• **Assigned task A**
Using the Vistaar Project extract below, explain in one to three sentences what result it offers to show that investing in low-cost, high-impact interventions works.
• **Assigned task B**
List every newborn care practice that the Vistaar Project extract below says improved in districts where ASHAs got better and more regular supervision.

• **Extract**
In November, I had the pleasure of representing the IntraHealth headquarters office at the final Vistaar Project national dissemination event held at the Chamber of Commerce and Industry offices in New Delhi. The event attracted participants from different government entities, other implementing agencies, and the donor community. We saw the results and lessons learned from the Vistaar Project, which exemplified three key principles that we as a global public health and development community recognize as fundamental:
FIRST: Investing in evidence-based, low-cost, high impact interventions works. For example, simple improvements in provider training and support have led to more deliveries by skilled birth attendants at the health sub-center level, from 15.5 deliveries per skilled birth attendant to 44.1 deliveries after the intervention.
SECOND: Strengthening health systems improves health service quality and use—and the health worker is at the center of every health system. A good example of this principle is our work with ASHAs. In districts where ASHAs received better and more regular supervision, newborn care practices improved significantly, including delay of bathing by three days, giving newborns colostrum, and early initiation of breastfeeding.

• **Extracted information**
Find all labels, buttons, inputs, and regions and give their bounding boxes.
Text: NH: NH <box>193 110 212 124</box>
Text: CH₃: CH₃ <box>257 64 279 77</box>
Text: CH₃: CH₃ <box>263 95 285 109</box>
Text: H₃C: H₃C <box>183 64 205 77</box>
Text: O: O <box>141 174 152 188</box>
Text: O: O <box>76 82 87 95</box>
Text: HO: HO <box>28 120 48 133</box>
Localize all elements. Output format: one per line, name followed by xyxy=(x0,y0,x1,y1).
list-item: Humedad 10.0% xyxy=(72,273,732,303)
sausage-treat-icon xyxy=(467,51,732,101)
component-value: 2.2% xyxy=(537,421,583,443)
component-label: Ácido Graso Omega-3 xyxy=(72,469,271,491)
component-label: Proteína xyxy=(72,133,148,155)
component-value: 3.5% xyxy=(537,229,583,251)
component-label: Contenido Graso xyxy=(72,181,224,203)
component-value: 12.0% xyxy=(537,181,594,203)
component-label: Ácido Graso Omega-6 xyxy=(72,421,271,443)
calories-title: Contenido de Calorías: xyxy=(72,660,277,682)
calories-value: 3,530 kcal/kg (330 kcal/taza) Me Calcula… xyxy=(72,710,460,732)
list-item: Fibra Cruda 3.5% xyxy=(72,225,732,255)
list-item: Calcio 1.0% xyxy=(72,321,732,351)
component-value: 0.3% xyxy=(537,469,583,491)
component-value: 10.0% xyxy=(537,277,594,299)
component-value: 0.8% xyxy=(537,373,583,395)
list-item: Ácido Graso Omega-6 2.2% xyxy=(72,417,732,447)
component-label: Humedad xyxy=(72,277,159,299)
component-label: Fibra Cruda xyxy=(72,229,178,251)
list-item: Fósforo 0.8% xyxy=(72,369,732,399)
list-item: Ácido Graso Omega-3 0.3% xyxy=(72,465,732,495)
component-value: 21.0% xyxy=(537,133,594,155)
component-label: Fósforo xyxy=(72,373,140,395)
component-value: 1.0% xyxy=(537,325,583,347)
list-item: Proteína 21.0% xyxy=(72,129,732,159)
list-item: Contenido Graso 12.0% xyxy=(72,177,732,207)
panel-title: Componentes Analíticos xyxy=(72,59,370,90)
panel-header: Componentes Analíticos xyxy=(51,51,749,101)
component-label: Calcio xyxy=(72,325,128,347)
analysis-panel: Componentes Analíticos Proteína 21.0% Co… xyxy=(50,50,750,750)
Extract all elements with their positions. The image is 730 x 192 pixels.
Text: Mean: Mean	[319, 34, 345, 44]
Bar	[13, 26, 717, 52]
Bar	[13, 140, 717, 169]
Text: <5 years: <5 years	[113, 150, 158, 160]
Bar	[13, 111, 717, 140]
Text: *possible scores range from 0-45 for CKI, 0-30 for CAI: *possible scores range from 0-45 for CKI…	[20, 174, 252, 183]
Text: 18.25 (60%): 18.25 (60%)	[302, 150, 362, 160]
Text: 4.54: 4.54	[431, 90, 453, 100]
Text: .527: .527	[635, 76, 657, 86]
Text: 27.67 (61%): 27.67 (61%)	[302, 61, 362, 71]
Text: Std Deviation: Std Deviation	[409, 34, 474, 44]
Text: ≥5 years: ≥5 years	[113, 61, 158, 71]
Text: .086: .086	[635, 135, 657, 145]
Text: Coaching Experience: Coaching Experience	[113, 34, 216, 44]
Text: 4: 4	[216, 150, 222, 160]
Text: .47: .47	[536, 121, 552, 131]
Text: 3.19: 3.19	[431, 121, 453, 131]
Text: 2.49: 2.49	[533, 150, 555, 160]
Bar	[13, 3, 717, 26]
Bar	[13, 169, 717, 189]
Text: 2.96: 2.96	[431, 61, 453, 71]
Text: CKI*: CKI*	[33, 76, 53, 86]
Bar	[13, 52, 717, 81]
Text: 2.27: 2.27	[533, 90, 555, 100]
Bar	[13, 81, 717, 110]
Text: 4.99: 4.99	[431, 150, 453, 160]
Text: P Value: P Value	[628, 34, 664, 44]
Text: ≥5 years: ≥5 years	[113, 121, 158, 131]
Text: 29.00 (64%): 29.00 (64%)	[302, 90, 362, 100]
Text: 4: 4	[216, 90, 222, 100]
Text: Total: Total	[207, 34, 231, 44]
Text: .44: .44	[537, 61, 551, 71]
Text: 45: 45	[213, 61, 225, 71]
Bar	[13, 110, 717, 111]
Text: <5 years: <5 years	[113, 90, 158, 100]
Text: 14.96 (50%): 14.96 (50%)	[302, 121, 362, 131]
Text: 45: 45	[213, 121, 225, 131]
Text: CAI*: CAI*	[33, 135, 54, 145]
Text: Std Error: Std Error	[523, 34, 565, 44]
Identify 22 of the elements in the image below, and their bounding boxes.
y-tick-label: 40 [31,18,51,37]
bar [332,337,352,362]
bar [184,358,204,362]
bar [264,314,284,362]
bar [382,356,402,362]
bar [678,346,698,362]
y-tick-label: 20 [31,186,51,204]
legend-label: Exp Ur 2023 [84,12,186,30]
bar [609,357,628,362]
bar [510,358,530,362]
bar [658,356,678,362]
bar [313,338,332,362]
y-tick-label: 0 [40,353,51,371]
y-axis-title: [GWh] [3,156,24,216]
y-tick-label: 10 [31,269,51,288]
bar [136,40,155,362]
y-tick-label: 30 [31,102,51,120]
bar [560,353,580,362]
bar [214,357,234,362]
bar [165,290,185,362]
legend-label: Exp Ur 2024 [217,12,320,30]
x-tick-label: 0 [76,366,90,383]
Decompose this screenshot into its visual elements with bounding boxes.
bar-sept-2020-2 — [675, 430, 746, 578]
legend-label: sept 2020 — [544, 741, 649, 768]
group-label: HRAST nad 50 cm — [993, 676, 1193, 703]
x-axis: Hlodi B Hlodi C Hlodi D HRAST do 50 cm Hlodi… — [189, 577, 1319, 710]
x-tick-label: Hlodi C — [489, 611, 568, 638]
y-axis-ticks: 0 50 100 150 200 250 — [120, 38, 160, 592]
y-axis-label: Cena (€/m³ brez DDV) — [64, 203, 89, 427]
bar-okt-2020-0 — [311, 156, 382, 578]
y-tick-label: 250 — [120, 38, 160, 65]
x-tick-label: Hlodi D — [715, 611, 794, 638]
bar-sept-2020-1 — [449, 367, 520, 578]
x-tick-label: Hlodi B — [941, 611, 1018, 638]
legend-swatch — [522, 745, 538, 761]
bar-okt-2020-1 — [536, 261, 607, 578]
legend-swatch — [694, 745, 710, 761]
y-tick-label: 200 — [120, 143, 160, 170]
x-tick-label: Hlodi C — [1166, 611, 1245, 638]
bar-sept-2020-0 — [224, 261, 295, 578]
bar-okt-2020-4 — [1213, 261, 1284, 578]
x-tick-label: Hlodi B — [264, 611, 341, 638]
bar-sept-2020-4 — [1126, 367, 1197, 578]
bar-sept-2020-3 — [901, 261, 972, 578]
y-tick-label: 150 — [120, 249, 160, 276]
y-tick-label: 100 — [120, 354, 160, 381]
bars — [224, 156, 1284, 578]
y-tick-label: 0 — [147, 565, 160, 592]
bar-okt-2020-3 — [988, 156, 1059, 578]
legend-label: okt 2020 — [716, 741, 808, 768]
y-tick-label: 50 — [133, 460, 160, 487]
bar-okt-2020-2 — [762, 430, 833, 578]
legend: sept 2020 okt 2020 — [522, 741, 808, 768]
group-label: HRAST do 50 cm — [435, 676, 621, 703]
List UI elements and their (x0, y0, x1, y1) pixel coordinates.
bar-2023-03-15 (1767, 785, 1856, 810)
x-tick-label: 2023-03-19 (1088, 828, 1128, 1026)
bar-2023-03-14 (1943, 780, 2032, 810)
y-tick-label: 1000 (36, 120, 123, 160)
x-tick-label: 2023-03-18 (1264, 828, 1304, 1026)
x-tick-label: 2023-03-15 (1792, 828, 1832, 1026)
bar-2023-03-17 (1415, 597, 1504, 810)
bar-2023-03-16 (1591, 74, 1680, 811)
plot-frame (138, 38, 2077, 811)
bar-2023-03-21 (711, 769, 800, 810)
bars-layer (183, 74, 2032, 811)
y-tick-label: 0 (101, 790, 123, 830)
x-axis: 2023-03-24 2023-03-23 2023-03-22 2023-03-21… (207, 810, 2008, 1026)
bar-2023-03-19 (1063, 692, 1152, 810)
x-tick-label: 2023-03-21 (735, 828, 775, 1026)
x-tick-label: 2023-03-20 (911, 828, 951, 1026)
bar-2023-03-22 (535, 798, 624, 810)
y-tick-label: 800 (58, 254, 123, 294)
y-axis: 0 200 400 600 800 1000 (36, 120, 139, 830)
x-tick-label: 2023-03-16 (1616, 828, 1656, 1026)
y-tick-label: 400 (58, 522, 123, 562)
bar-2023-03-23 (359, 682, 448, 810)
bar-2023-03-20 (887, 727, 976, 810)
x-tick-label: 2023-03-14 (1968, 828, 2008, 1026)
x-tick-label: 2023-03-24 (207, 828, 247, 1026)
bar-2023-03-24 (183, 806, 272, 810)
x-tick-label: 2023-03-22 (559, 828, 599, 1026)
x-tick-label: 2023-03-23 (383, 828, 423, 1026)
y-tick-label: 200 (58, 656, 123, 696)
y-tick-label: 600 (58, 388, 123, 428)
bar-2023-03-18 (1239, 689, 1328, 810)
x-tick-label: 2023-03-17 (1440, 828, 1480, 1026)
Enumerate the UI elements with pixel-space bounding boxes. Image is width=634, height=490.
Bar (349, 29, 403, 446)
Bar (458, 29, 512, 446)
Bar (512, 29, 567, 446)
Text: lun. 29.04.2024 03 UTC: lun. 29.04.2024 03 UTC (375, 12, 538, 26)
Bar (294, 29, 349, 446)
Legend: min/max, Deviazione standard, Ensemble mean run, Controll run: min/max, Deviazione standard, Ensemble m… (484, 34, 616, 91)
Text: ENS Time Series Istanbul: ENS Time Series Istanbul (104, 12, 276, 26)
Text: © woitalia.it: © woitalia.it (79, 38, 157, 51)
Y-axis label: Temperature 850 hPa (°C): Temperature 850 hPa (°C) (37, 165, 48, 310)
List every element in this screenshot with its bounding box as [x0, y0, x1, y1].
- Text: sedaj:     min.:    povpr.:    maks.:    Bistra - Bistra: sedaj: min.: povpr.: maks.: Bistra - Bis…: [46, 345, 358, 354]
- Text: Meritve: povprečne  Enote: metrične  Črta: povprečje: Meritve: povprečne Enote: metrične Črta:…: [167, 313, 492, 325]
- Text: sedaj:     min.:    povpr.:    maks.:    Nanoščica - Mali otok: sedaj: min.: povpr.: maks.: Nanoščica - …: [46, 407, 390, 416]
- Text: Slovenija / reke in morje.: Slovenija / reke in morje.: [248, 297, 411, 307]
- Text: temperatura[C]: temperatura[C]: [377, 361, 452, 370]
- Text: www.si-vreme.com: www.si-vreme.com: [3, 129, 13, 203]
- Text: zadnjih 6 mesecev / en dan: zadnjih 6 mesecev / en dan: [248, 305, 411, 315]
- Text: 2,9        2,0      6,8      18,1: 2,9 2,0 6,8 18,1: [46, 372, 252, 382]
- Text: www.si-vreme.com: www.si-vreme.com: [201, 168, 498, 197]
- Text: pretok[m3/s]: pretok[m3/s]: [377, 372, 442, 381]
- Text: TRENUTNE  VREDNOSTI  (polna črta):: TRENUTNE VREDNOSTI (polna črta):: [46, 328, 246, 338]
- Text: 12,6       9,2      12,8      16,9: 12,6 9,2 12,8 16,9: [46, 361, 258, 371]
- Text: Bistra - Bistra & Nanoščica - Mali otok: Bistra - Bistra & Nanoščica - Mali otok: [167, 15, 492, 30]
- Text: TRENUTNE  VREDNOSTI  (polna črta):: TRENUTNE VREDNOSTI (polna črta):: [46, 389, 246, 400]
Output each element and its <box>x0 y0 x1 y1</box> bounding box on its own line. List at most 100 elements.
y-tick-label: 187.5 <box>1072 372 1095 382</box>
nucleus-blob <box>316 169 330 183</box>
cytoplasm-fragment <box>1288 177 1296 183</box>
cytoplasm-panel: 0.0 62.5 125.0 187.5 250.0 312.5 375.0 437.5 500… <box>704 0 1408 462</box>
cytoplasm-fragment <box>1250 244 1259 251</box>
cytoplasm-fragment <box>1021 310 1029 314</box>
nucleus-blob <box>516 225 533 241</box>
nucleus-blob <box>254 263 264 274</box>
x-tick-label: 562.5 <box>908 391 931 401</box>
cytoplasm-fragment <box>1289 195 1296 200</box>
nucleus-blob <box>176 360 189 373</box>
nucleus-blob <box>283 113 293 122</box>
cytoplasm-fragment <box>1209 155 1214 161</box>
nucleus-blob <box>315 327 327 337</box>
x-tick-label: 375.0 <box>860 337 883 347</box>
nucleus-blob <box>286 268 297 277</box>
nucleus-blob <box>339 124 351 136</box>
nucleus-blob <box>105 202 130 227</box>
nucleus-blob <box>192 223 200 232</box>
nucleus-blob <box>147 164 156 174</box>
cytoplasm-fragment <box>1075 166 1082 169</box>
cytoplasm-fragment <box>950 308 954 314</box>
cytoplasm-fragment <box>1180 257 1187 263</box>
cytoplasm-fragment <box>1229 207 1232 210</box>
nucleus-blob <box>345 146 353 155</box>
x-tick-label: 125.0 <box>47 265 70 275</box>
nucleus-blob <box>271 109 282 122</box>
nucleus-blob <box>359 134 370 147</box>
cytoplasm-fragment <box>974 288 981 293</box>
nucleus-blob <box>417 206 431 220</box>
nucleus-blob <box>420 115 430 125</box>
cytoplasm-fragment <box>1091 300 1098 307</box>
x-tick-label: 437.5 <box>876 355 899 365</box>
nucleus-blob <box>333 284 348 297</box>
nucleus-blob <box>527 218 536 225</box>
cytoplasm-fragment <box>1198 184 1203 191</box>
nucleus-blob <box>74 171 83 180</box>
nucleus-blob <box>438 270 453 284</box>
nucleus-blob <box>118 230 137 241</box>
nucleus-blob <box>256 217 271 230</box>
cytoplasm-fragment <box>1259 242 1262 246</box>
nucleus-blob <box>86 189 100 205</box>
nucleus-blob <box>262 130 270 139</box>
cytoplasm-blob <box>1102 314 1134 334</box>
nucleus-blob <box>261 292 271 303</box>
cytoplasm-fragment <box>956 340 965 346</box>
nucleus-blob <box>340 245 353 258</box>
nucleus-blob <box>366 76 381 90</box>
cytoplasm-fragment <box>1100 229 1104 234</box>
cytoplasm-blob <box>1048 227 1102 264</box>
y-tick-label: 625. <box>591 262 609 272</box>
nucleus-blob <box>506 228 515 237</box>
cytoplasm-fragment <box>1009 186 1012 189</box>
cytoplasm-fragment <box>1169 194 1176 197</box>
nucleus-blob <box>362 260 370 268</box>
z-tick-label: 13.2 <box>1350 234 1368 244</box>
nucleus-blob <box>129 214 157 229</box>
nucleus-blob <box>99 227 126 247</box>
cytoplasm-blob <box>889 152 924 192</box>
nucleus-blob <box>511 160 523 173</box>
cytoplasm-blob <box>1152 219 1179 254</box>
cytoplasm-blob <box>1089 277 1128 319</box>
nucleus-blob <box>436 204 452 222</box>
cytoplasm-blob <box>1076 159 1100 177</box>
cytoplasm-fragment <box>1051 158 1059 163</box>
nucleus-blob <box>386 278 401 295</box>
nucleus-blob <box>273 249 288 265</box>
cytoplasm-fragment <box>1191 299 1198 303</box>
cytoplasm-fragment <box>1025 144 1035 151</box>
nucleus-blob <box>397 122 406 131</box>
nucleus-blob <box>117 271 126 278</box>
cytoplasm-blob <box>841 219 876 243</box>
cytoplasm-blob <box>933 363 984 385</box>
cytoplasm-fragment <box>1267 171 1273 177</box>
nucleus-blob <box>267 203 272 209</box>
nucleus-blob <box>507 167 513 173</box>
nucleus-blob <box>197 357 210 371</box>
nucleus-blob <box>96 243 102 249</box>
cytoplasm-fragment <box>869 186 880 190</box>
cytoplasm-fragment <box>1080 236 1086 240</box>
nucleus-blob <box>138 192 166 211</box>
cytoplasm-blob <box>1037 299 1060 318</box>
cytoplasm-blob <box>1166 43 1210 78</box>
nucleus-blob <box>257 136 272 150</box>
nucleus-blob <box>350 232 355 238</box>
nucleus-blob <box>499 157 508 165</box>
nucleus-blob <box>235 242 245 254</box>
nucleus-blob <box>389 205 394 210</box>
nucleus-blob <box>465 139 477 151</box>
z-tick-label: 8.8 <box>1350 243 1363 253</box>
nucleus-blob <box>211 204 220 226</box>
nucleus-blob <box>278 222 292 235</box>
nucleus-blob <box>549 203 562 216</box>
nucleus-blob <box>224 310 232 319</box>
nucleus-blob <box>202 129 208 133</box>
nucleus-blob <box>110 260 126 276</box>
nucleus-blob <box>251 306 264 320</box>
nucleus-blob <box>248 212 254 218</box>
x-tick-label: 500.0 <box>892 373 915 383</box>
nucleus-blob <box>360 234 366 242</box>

• **Answer box A**
Simple improvements in provider training and support led to more deliveries by skilled birth attendants at the health sub-center level. The number rose from 15.5 deliveries per skilled birth attendant to 44.1 after the intervention.

• **Answer box B**
- Delay of bathing by three days
- Giving newborns colostrum
- Early initiation of breastfeeding